▶ _TASK DETAILS_:
An exact copy of every record is needed.

========

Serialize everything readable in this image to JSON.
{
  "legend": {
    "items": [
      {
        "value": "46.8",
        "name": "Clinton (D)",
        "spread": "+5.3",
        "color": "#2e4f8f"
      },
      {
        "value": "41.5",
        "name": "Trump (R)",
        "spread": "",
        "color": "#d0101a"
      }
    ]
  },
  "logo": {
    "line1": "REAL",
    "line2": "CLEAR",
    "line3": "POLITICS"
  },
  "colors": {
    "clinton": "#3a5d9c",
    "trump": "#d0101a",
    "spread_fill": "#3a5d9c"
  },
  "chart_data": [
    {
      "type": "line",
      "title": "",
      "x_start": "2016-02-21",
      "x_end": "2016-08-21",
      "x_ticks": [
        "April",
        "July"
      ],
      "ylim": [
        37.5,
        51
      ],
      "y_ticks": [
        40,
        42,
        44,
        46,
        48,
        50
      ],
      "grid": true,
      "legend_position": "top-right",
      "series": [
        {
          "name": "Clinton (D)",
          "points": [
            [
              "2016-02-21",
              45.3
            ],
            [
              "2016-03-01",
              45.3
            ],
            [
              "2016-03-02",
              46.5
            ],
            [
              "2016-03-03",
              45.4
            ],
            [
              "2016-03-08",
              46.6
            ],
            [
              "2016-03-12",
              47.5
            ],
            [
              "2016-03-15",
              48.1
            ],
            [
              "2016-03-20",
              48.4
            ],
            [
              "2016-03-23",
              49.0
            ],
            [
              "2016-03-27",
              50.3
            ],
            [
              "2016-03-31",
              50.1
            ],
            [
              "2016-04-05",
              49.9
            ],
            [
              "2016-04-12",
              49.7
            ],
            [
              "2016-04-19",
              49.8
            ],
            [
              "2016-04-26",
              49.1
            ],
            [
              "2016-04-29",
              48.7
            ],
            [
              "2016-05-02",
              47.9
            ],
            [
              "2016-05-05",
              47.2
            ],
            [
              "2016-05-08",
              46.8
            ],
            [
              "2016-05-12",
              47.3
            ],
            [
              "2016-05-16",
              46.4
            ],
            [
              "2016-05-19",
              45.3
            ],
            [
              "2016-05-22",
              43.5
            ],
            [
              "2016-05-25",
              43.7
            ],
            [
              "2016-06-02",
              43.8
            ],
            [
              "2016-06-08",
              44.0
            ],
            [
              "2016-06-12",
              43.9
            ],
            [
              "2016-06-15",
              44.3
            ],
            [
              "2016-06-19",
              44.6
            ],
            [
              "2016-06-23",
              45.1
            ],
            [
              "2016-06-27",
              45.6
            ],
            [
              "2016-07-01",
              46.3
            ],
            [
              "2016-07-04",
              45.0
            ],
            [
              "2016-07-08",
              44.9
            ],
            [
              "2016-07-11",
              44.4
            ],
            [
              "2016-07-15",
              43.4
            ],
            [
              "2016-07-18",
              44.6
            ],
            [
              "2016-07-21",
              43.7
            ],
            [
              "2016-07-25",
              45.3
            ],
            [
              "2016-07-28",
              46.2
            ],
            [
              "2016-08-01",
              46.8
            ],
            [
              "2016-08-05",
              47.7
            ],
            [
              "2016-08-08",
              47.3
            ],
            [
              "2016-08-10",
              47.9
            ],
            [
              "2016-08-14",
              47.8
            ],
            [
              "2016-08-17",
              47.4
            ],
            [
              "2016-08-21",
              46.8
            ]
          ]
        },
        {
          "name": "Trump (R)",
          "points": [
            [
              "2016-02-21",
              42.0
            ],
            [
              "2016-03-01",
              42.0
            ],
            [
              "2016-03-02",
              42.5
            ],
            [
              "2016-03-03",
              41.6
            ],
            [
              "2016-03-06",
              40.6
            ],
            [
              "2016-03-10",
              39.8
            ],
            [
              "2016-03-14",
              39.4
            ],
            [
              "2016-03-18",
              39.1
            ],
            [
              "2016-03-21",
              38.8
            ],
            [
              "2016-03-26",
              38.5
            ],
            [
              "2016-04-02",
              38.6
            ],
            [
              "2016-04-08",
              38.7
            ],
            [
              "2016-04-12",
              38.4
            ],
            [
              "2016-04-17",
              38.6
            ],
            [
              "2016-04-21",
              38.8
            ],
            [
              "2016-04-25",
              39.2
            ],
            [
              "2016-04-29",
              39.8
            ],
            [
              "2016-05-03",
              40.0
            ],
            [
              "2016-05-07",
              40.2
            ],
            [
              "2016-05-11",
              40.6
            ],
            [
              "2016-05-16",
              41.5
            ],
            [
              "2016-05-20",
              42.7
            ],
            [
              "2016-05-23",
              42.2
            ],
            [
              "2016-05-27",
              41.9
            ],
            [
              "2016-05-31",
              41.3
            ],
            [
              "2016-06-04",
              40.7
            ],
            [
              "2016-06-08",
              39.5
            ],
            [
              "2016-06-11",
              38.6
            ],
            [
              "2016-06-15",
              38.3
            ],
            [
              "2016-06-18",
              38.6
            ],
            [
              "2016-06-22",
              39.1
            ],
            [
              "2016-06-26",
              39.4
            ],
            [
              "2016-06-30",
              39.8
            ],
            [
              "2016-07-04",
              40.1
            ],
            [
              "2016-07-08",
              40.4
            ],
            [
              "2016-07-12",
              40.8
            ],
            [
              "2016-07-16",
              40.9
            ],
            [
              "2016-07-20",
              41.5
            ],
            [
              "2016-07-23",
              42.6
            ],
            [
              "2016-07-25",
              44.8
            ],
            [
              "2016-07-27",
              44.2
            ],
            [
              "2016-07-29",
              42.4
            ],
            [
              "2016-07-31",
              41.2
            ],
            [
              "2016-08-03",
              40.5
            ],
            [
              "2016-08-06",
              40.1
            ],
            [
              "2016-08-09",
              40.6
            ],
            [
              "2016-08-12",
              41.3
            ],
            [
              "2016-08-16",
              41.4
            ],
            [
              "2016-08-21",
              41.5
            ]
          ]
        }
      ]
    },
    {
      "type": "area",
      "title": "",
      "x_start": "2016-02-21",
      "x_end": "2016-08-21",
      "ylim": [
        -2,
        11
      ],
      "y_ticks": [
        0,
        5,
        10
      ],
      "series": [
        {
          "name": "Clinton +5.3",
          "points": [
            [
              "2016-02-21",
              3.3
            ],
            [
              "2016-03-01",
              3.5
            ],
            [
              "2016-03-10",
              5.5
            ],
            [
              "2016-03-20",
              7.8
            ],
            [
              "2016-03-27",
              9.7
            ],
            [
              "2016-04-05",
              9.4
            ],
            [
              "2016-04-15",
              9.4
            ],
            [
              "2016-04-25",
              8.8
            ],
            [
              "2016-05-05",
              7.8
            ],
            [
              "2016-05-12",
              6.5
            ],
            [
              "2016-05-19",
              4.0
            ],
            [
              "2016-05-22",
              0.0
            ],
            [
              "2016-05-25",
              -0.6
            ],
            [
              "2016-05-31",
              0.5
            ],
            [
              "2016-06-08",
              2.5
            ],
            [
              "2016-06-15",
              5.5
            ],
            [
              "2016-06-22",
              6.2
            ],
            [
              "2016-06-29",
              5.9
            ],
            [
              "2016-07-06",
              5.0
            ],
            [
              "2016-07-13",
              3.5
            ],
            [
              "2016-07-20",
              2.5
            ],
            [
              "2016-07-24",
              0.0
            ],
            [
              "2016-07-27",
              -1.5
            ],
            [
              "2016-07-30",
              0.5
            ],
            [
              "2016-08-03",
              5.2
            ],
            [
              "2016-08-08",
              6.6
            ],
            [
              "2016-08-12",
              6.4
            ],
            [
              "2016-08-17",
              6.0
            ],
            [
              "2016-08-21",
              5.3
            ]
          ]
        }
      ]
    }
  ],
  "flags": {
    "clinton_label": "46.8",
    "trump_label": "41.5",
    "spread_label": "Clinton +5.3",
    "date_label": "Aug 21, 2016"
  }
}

========

▶ _EXERCISE RESPONSE_:
Serialize everything readable in this image to JSON.
{
  "legend": {
    "items": [
      {
        "value": "46.8",
        "name": "Clinton (D)",
        "spread": "+5.3",
        "color": "#2e4f8f"
      },
      {
        "value": "41.5",
        "name": "Trump (R)",
        "spread": "",
        "color": "#d0101a"
      }
    ]
  },
  "logo": {
    "line1": "REAL",
    "line2": "CLEAR",
    "line3": "POLITICS"
  },
  "colors": {
    "clinton": "#3a5d9c",
    "trump": "#d0101a",
    "spread_fill": "#3a5d9c"
  },
  "chart_data": [
    {
      "type": "line",
      "title": "",
      "x_start": "2016-02-21",
      "x_end": "2016-08-21",
      "x_ticks": [
        "April",
        "July"
      ],
      "ylim": [
        37.5,
        51
      ],
      "y_ticks": [
        40,
        42,
        44,
        46,
        48,
        50
      ],
      "grid": true,
      "legend_position": "top-right",
      "series": [
        {
          "name": "Clinton (D)",
          "points": [
            [
              "2016-02-21",
              45.3
            ],
            [
              "2016-03-01",
              45.3
            ],
            [
              "2016-03-02",
              46.5
            ],
            [
              "2016-03-03",
              45.4
            ],
            [
              "2016-03-08",
              46.6
            ],
            [
              "2016-03-12",
              47.5
            ],
            [
              "2016-03-15",
              48.1
            ],
            [
              "2016-03-20",
              48.4
            ],
            [
              "2016-03-23",
              49.0
            ],
            [
              "2016-03-27",
              50.3
            ],
            [
              "2016-03-31",
              50.1
            ],
            [
              "2016-04-05",
              49.9
            ],
            [
              "2016-04-12",
              49.7
            ],
            [
              "2016-04-19",
              49.8
            ],
            [
              "2016-04-26",
              49.1
            ],
            [
              "2016-04-29",
              48.7
            ],
            [
              "2016-05-02",
              47.9
            ],
            [
              "2016-05-05",
              47.2
            ],
            [
              "2016-05-08",
              46.8
            ],
            [
              "2016-05-12",
              47.3
            ],
            [
              "2016-05-16",
              46.4
            ],
            [
              "2016-05-19",
              45.3
            ],
            [
              "2016-05-22",
              43.5
            ],
            [
              "2016-05-25",
              43.7
            ],
            [
              "2016-06-02",
              43.8
            ],
            [
              "2016-06-08",
              44.0
            ],
            [
              "2016-06-12",
              43.9
            ],
            [
              "2016-06-15",
              44.3
            ],
            [
              "2016-06-19",
              44.6
            ],
            [
              "2016-06-23",
              45.1
            ],
            [
              "2016-06-27",
              45.6
            ],
            [
              "2016-07-01",
              46.3
            ],
            [
              "2016-07-04",
              45.0
            ],
            [
              "2016-07-08",
              44.9
            ],
            [
              "2016-07-11",
              44.4
            ],
            [
              "2016-07-15",
              43.4
            ],
            [
              "2016-07-18",
              44.6
            ],
            [
              "2016-07-21",
              43.7
            ],
            [
              "2016-07-25",
              45.3
            ],
            [
              "2016-07-28",
              46.2
            ],
            [
              "2016-08-01",
              46.8
            ],
            [
              "2016-08-05",
              47.7
            ],
            [
              "2016-08-08",
              47.3
            ],
            [
              "2016-08-10",
              47.9
            ],
            [
              "2016-08-14",
              47.8
            ],
            [
              "2016-08-17",
              47.4
            ],
            [
              "2016-08-21",
              46.8
            ]
          ]
        },
        {
          "name": "Trump (R)",
          "points": [
            [
              "2016-02-21",
              42.0
            ],
            [
              "2016-03-01",
              42.0
            ],
            [
              "2016-03-02",
              42.5
            ],
            [
              "2016-03-03",
              41.6
            ],
            [
              "2016-03-06",
              40.6
            ],
            [
              "2016-03-10",
              39.8
            ],
            [
              "2016-03-14",
              39.4
            ],
            [
              "2016-03-18",
              39.1
            ],
            [
              "2016-03-21",
              38.8
            ],
            [
              "2016-03-26",
              38.5
            ],
            [
              "2016-04-02",
              38.6
            ],
            [
              "2016-04-08",
              38.7
            ],
            [
              "2016-04-12",
              38.4
            ],
            [
              "2016-04-17",
              38.6
            ],
            [
              "2016-04-21",
              38.8
            ],
            [
              "2016-04-25",
              39.2
            ],
            [
              "2016-04-29",
              39.8
            ],
            [
              "2016-05-03",
              40.0
            ],
            [
              "2016-05-07",
              40.2
            ],
            [
              "2016-05-11",
              40.6
            ],
            [
              "2016-05-16",
              41.5
            ],
            [
              "2016-05-20",
              42.7
            ],
            [
              "2016-05-23",
              42.2
            ],
            [
              "2016-05-27",
              41.9
            ],
            [
              "2016-05-31",
              41.3
            ],
            [
              "2016-06-04",
              40.7
            ],
            [
              "2016-06-08",
              39.5
            ],
            [
              "2016-06-11",
              38.6
            ],
            [
              "2016-06-15",
              38.3
            ],
            [
              "2016-06-18",
              38.6
            ],
            [
              "2016-06-22",
              39.1
            ],
            [
              "2016-06-26",
              39.4
            ],
            [
              "2016-06-30",
              39.8
            ],
            [
              "2016-07-04",
              40.1
            ],
            [
              "2016-07-08",
              40.4
            ],
            [
              "2016-07-12",
              40.8
            ],
            [
              "2016-07-16",
              40.9
            ],
            [
              "2016-07-20",
              41.5
            ],
            [
              "2016-07-23",
              42.6
            ],
            [
              "2016-07-25",
              44.8
            ],
            [
              "2016-07-27",
              44.2
            ],
            [
              "2016-07-29",
              42.4
            ],
            [
              "2016-07-31",
              41.2
            ],
            [
              "2016-08-03",
              40.5
            ],
            [
              "2016-08-06",
              40.1
            ],
            [
              "2016-08-09",
              40.6
            ],
            [
              "2016-08-12",
              41.3
            ],
            [
              "2016-08-16",
              41.4
            ],
            [
              "2016-08-21",
              41.5
            ]
          ]
        }
      ]
    },
    {
      "type": "area",
      "title": "",
      "x_start": "2016-02-21",
      "x_end": "2016-08-21",
      "ylim": [
        -2,
        11
      ],
      "y_ticks": [
        0,
        5,
        10
      ],
      "series": [
        {
          "name": "Clinton +5.3",
          "points": [
            [
              "2016-02-21",
              3.3
            ],
            [
              "2016-03-01",
              3.5
            ],
            [
              "2016-03-10",
              5.5
            ],
            [
              "2016-03-20",
              7.8
            ],
            [
              "2016-03-27",
              9.7
            ],
            [
              "2016-04-05",
              9.4
            ],
            [
              "2016-04-15",
              9.4
            ],
            [
              "2016-04-25",
              8.8
            ],
            [
              "2016-05-05",
              7.8
            ],
            [
              "2016-05-12",
              6.5
            ],
            [
              "2016-05-19",
              4.0
            ],
            [
              "2016-05-22",
              0.0
            ],
            [
              "2016-05-25",
              -0.6
            ],
            [
              "2016-05-31",
              0.5
            ],
            [
              "2016-06-08",
              2.5
            ],
            [
              "2016-06-15",
              5.5
            ],
            [
              "2016-06-22",
              6.2
            ],
            [
              "2016-06-29",
              5.9
            ],
            [
              "2016-07-06",
              5.0
            ],
            [
              "2016-07-13",
              3.5
            ],
            [
              "2016-07-20",
              2.5
            ],
            [
              "2016-07-24",
              0.0
            ],
            [
              "2016-07-27",
              -1.5
            ],
            [
              "2016-07-30",
              0.5
            ],
            [
              "2016-08-03",
              5.2
            ],
            [
              "2016-08-08",
              6.6
            ],
            [
              "2016-08-12",
              6.4
            ],
            [
              "2016-08-17",
              6.0
            ],
            [
              "2016-08-21",
              5.3
            ]
          ]
        }
      ]
    }
  ],
  "flags": {
    "clinton_label": "46.8",
    "trump_label": "41.5",
    "spread_label": "Clinton +5.3",
    "date_label": "Aug 21, 2016"
  }
}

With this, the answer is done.